Records excerpted from a collection:
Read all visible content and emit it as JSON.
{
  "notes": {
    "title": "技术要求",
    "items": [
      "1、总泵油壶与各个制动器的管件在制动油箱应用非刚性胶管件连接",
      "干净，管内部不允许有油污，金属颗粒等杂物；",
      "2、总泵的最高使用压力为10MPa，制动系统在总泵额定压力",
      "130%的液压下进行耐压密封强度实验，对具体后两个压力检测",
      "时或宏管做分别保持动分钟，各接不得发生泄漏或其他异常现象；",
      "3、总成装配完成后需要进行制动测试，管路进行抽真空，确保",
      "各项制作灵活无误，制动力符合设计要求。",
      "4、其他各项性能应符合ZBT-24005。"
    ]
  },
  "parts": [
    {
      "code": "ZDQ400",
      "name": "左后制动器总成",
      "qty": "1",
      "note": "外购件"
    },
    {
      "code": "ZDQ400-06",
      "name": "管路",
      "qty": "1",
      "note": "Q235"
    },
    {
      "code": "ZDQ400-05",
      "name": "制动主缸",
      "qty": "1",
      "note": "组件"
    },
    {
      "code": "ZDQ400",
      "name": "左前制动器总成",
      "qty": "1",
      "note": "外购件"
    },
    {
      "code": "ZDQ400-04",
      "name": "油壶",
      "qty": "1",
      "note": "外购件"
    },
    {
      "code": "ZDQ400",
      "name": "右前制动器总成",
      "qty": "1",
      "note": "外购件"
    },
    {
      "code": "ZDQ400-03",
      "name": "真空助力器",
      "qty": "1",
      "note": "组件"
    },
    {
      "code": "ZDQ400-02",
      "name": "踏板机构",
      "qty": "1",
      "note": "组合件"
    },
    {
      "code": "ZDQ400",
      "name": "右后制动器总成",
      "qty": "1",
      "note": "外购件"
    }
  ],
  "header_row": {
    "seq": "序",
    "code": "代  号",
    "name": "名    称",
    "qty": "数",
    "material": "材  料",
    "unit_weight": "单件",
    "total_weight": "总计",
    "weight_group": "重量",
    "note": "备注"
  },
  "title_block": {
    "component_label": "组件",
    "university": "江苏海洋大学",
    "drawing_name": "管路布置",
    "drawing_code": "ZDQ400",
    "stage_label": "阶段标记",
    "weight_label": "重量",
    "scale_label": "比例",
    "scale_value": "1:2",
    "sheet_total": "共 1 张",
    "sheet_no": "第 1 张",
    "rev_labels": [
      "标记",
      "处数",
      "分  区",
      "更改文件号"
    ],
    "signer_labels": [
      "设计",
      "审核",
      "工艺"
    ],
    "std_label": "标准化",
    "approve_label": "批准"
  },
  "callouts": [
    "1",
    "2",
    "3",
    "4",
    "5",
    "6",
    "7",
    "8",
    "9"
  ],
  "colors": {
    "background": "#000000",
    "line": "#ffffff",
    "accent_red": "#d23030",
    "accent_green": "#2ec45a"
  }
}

Aim of the exercise: Would you reproduce the material above in full, exactly as given?

Full response:
Read all visible content and emit it as JSON.
{
  "notes": {
    "title": "技术要求",
    "items": [
      "1、总泵油壶与各个制动器的管件在制动油箱应用非刚性胶管件连接",
      "干净，管内部不允许有油污，金属颗粒等杂物；",
      "2、总泵的最高使用压力为10MPa，制动系统在总泵额定压力",
      "130%的液压下进行耐压密封强度实验，对具体后两个压力检测",
      "时或宏管做分别保持动分钟，各接不得发生泄漏或其他异常现象；",
      "3、总成装配完成后需要进行制动测试，管路进行抽真空，确保",
      "各项制作灵活无误，制动力符合设计要求。",
      "4、其他各项性能应符合ZBT-24005。"
    ]
  },
  "parts": [
    {
      "code": "ZDQ400",
      "name": "左后制动器总成",
      "qty": "1",
      "note": "外购件"
    },
    {
      "code": "ZDQ400-06",
      "name": "管路",
      "qty": "1",
      "note": "Q235"
    },
    {
      "code": "ZDQ400-05",
      "name": "制动主缸",
      "qty": "1",
      "note": "组件"
    },
    {
      "code": "ZDQ400",
      "name": "左前制动器总成",
      "qty": "1",
      "note": "外购件"
    },
    {
      "code": "ZDQ400-04",
      "name": "油壶",
      "qty": "1",
      "note": "外购件"
    },
    {
      "code": "ZDQ400",
      "name": "右前制动器总成",
      "qty": "1",
      "note": "外购件"
    },
    {
      "code": "ZDQ400-03",
      "name": "真空助力器",
      "qty": "1",
      "note": "组件"
    },
    {
      "code": "ZDQ400-02",
      "name": "踏板机构",
      "qty": "1",
      "note": "组合件"
    },
    {
      "code": "ZDQ400",
      "name": "右后制动器总成",
      "qty": "1",
      "note": "外购件"
    }
  ],
  "header_row": {
    "seq": "序",
    "code": "代  号",
    "name": "名    称",
    "qty": "数",
    "material": "材  料",
    "unit_weight": "单件",
    "total_weight": "总计",
    "weight_group": "重量",
    "note": "备注"
  },
  "title_block": {
    "component_label": "组件",
    "university": "江苏海洋大学",
    "drawing_name": "管路布置",
    "drawing_code": "ZDQ400",
    "stage_label": "阶段标记",
    "weight_label": "重量",
    "scale_label": "比例",
    "scale_value": "1:2",
    "sheet_total": "共 1 张",
    "sheet_no": "第 1 张",
    "rev_labels": [
      "标记",
      "处数",
      "分  区",
      "更改文件号"
    ],
    "signer_labels": [
      "设计",
      "审核",
      "工艺"
    ],
    "std_label": "标准化",
    "approve_label": "批准"
  },
  "callouts": [
    "1",
    "2",
    "3",
    "4",
    "5",
    "6",
    "7",
    "8",
    "9"
  ],
  "colors": {
    "background": "#000000",
    "line": "#ffffff",
    "accent_red": "#d23030",
    "accent_green": "#2ec45a"
  }
}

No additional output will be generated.